To do: Return all lines with the word "JSON" in them.

-- Start --

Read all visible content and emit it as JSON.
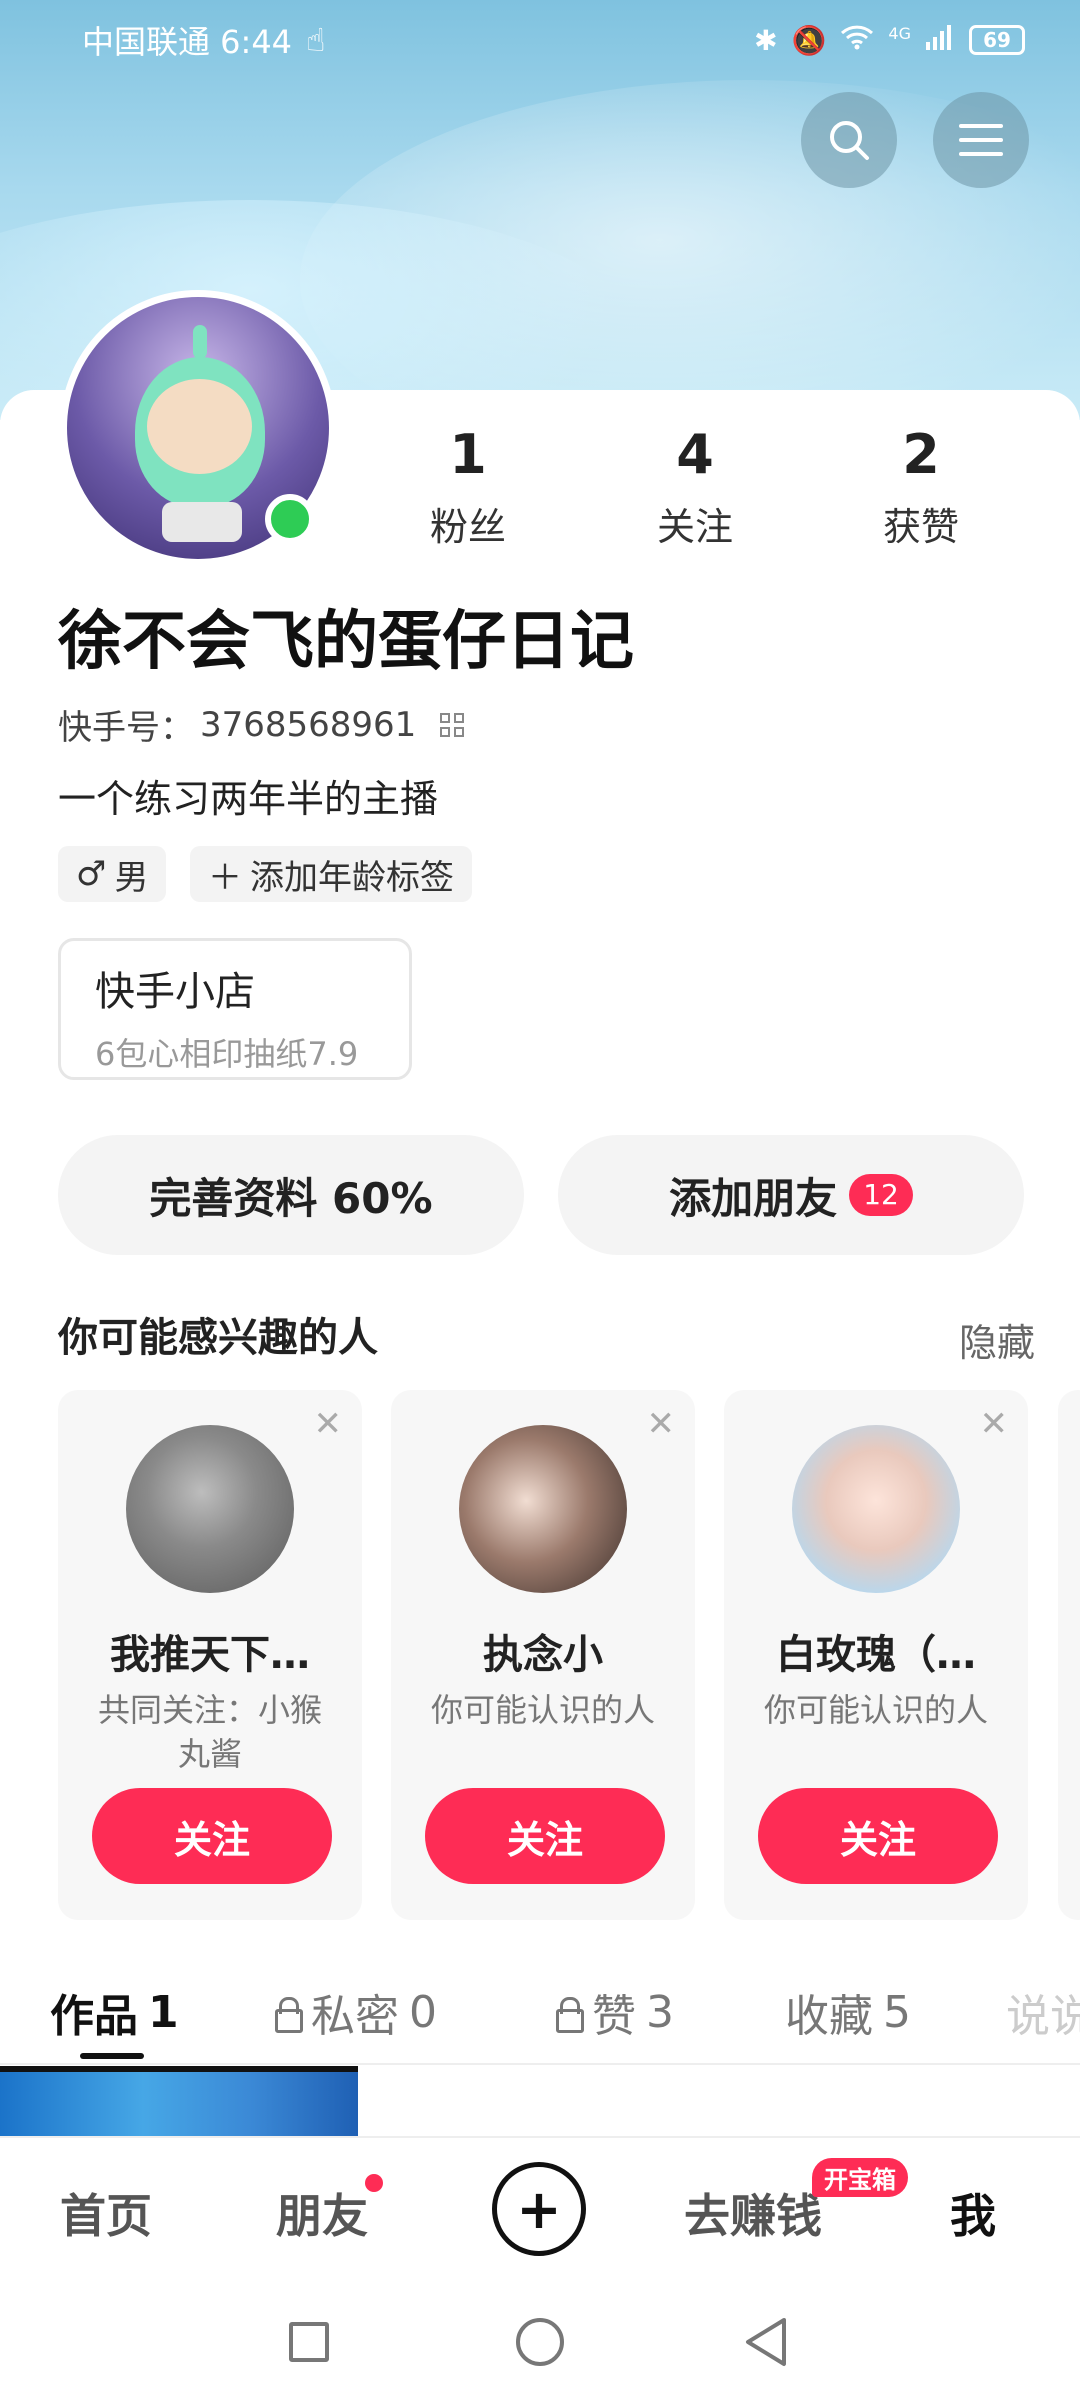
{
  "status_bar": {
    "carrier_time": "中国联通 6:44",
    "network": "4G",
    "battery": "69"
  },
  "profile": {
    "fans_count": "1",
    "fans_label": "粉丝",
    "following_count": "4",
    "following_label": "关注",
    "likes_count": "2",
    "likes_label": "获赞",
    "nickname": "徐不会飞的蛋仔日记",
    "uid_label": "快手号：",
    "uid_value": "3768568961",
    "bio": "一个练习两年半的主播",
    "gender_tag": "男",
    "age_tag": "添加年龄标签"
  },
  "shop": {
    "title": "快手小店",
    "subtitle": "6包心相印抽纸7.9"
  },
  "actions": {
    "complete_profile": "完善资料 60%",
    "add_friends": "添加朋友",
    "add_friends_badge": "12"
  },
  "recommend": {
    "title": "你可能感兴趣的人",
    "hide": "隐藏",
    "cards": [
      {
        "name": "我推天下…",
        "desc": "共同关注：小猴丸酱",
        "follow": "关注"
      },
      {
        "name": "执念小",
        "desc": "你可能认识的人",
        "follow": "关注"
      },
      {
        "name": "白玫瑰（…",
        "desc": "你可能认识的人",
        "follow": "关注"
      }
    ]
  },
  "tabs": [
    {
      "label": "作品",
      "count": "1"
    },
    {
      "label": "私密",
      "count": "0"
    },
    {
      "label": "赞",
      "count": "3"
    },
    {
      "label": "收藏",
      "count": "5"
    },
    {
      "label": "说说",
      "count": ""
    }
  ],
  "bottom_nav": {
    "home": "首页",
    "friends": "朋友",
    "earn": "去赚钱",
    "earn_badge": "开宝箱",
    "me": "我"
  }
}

-- End --
-- Start --

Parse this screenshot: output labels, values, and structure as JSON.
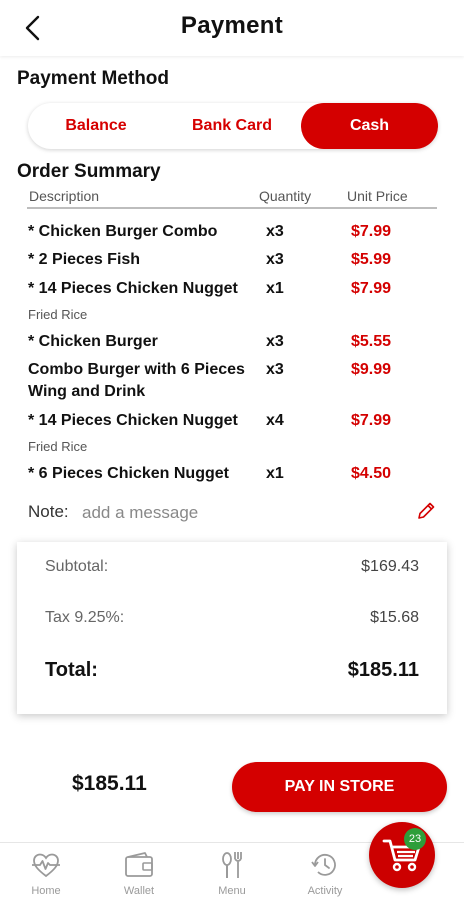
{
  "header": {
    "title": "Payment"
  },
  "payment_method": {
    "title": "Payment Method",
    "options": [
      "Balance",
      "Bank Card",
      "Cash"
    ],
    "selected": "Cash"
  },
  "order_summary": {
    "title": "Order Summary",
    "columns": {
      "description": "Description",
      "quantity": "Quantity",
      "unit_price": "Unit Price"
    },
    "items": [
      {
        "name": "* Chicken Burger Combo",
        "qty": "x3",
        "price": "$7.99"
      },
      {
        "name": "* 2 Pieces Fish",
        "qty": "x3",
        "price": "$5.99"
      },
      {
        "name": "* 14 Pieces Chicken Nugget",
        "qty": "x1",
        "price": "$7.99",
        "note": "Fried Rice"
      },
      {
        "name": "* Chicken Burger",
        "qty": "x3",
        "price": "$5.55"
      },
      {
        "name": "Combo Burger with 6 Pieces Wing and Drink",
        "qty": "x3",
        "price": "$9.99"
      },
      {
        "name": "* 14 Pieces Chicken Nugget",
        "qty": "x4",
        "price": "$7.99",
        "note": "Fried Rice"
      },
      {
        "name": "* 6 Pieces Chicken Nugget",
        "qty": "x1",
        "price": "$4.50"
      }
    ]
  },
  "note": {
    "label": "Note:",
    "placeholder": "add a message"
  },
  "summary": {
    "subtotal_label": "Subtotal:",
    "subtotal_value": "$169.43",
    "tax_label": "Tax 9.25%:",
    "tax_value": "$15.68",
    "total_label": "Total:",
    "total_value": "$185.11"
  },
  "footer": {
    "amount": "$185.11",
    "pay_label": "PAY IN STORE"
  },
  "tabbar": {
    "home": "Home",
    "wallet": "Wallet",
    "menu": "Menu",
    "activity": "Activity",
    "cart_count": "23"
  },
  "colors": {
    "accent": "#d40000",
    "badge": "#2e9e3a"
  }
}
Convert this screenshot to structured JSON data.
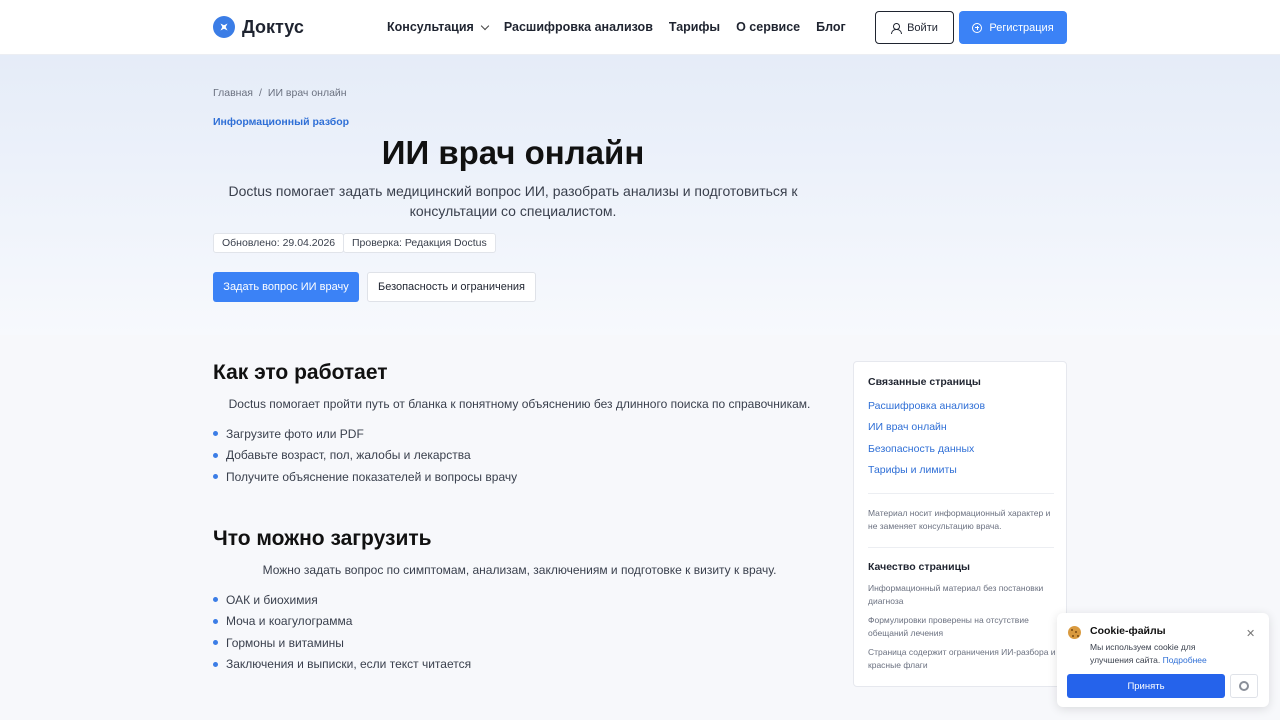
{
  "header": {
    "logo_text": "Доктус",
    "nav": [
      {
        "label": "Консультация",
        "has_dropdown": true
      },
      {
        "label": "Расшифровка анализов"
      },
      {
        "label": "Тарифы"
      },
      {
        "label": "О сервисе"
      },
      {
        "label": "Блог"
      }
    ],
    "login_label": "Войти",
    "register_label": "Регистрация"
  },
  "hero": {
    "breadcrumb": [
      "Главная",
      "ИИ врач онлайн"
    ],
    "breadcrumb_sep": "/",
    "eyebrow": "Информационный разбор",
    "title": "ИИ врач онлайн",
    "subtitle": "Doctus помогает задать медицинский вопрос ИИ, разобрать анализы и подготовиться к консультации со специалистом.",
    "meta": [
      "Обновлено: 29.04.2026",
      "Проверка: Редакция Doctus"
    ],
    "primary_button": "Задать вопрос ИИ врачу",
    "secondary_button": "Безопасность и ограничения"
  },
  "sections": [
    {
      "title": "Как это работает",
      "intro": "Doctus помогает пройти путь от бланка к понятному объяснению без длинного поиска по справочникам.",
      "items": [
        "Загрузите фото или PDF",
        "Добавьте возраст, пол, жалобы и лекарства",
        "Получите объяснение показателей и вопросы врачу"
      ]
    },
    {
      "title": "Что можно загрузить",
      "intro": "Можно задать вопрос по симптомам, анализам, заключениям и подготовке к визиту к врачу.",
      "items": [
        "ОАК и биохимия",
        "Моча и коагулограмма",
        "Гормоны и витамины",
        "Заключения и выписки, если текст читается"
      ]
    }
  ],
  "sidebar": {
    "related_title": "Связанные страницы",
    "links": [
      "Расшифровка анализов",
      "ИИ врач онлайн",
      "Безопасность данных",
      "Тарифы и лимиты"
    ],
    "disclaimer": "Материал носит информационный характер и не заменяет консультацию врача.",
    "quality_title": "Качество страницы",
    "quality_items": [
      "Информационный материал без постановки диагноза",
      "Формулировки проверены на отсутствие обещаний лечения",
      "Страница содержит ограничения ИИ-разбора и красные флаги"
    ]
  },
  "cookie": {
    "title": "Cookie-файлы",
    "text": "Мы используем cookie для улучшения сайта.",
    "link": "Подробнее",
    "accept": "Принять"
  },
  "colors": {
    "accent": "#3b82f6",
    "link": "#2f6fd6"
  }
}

-- End --

Correct answer:
Read all visible content and emit it as JSON.
Parse this screenshot: output labels, values, and structure as JSON.
Convert this screenshot to structured JSON data.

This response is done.